Stored records:
-- begin --
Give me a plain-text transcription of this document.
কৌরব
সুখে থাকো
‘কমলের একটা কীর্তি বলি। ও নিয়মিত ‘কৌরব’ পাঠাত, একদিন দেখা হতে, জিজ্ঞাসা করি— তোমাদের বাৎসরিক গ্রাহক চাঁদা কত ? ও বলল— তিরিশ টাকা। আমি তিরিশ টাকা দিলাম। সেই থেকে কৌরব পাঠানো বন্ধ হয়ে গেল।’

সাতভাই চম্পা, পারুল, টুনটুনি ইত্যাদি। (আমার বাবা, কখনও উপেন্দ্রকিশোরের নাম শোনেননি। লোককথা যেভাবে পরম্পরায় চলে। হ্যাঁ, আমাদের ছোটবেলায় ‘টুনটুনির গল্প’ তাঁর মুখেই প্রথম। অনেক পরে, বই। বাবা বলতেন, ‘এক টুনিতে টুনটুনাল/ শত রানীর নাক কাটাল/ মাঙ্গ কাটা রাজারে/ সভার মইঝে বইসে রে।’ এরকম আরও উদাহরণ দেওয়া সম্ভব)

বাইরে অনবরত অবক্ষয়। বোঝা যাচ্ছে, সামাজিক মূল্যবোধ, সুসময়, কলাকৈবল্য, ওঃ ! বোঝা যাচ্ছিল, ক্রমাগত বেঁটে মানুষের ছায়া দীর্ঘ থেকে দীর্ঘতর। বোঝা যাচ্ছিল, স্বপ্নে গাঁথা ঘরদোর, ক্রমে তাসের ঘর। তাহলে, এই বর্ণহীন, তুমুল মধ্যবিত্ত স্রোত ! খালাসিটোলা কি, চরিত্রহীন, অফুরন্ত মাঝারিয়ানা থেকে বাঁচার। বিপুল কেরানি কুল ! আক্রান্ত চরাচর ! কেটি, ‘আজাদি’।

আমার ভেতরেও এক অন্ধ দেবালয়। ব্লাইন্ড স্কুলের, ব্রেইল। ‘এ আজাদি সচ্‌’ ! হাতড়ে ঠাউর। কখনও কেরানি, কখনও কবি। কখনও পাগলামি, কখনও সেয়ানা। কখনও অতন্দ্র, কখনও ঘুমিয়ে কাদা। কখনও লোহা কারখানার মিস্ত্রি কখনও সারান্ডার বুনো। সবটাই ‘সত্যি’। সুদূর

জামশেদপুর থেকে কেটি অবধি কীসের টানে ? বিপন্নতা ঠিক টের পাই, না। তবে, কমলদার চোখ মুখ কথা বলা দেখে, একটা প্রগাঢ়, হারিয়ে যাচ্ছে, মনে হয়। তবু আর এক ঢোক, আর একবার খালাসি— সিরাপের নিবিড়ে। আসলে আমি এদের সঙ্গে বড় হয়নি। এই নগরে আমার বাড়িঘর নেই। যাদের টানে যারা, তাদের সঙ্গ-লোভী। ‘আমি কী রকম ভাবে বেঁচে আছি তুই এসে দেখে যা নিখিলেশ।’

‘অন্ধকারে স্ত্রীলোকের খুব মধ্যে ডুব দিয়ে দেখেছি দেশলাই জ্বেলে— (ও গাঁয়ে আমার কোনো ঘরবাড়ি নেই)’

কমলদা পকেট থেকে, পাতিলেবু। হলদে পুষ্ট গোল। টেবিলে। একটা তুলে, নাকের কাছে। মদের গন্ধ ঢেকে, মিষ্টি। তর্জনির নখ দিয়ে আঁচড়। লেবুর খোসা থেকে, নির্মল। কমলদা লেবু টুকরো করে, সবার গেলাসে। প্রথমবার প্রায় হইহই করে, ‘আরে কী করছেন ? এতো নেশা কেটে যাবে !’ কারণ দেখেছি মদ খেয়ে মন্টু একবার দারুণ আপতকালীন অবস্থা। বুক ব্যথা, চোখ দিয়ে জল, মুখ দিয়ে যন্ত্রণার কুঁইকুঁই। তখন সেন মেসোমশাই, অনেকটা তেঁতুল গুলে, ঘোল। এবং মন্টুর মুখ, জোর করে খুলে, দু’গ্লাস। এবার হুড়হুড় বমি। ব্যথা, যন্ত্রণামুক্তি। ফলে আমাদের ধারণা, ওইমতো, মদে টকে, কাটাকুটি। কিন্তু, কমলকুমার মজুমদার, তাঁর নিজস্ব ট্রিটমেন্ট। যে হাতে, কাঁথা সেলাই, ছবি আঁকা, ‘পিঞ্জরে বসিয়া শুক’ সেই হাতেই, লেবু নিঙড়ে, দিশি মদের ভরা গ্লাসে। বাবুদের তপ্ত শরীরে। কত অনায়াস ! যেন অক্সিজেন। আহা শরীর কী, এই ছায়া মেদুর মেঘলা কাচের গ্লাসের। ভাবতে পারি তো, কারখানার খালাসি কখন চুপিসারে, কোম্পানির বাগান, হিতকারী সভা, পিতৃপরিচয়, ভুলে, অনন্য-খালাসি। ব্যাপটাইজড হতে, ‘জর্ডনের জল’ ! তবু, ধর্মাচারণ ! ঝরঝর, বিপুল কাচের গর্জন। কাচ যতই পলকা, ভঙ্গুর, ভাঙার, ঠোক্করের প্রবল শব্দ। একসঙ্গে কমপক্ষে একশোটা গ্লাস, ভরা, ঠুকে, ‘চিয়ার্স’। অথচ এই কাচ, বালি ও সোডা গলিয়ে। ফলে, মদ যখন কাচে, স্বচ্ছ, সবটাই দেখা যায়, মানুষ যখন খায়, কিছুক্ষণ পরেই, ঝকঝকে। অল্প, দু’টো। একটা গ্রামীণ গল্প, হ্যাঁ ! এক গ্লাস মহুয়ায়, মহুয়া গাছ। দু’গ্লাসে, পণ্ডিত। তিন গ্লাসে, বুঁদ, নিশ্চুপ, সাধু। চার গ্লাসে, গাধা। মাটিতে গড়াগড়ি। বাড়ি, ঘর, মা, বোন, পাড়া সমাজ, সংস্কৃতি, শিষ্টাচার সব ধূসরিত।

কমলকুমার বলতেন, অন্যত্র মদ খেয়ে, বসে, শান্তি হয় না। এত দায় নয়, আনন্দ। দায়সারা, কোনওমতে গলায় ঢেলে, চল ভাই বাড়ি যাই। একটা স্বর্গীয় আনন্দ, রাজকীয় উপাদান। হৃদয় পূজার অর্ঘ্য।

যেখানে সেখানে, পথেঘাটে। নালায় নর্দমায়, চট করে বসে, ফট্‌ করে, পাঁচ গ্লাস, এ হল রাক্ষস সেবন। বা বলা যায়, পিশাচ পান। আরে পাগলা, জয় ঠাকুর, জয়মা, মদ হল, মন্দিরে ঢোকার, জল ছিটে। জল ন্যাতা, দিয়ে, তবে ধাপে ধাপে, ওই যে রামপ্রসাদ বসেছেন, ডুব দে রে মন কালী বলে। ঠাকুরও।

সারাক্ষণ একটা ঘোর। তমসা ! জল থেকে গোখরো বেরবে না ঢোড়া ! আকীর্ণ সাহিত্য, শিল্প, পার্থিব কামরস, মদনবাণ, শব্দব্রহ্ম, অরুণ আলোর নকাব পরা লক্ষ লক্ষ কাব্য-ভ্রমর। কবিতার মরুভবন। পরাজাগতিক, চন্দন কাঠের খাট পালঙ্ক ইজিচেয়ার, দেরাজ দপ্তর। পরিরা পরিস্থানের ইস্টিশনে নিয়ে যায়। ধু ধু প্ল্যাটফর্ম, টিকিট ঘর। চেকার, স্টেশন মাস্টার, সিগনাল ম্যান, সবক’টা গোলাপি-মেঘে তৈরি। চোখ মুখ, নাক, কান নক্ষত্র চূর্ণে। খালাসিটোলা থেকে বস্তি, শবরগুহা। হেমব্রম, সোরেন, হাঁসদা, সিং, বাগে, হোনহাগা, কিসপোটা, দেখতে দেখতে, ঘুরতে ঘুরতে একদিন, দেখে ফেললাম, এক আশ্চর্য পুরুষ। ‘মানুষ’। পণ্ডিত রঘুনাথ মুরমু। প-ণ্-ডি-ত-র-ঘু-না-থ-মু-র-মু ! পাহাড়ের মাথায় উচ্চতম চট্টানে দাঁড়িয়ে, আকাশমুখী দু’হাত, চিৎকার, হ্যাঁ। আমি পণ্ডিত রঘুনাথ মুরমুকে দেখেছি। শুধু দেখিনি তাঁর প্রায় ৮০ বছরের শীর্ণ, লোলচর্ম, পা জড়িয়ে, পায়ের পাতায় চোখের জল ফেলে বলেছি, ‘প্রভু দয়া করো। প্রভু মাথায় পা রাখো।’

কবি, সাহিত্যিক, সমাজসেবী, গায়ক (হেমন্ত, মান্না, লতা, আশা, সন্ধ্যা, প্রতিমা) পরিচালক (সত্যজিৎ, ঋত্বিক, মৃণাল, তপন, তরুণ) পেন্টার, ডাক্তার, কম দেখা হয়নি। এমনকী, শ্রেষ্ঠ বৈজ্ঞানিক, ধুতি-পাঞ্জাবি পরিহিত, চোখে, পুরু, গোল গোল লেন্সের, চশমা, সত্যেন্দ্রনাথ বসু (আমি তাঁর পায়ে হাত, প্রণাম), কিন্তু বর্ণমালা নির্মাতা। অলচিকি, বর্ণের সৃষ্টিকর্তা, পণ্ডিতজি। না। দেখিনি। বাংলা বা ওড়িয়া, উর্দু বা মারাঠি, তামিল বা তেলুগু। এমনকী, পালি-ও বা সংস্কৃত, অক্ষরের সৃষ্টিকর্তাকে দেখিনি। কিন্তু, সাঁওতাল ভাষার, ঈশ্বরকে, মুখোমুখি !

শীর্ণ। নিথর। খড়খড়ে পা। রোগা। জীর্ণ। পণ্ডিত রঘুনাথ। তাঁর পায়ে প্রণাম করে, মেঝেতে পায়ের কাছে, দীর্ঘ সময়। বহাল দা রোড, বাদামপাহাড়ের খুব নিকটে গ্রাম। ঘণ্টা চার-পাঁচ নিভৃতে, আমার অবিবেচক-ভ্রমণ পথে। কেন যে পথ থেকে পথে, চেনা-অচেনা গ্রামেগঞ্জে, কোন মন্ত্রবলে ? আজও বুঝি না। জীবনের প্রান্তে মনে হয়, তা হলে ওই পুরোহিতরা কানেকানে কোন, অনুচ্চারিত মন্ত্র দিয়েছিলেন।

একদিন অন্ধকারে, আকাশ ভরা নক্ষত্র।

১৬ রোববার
-- end --
WRITTEN PROBLEM:
Go through the data above and find the lines with the word "কখনও". Copy each of those lines.

WRITTEN RESPONSE:
সাতভাই চম্পা, পারুল, টুনটুনি ইত্যাদি। (আমার বাবা, কখনও উপেন্দ্রকিশোরের নাম শোনেননি। লোককথা যেভাবে পরম্পরায় চলে। হ্যাঁ, আমাদের ছোটবেলায় ‘টুনটুনির গল্প’ তাঁর মুখেই প্রথম। অনেক পরে, বই। বাবা বলতেন, ‘এক টুনিতে টুনটুনাল/ শত রানীর নাক কাটাল/ মাঙ্গ কাটা রাজারে/ সভার মইঝে বইসে রে।’ এরকম আরও উদাহরণ দেওয়া সম্ভব)
আমার ভেতরেও এক অন্ধ দেবালয়। ব্লাইন্ড স্কুলের, ব্রেইল। ‘এ আজাদি সচ্‌’ ! হাতড়ে ঠাউর। কখনও কেরানি, কখনও কবি। কখনও পাগলামি, কখনও সেয়ানা। কখনও অতন্দ্র, কখনও ঘুমিয়ে কাদা। কখনও লোহা কারখানার মিস্ত্রি কখনও সারান্ডার বুনো। সবটাই ‘সত্যি’। সুদূর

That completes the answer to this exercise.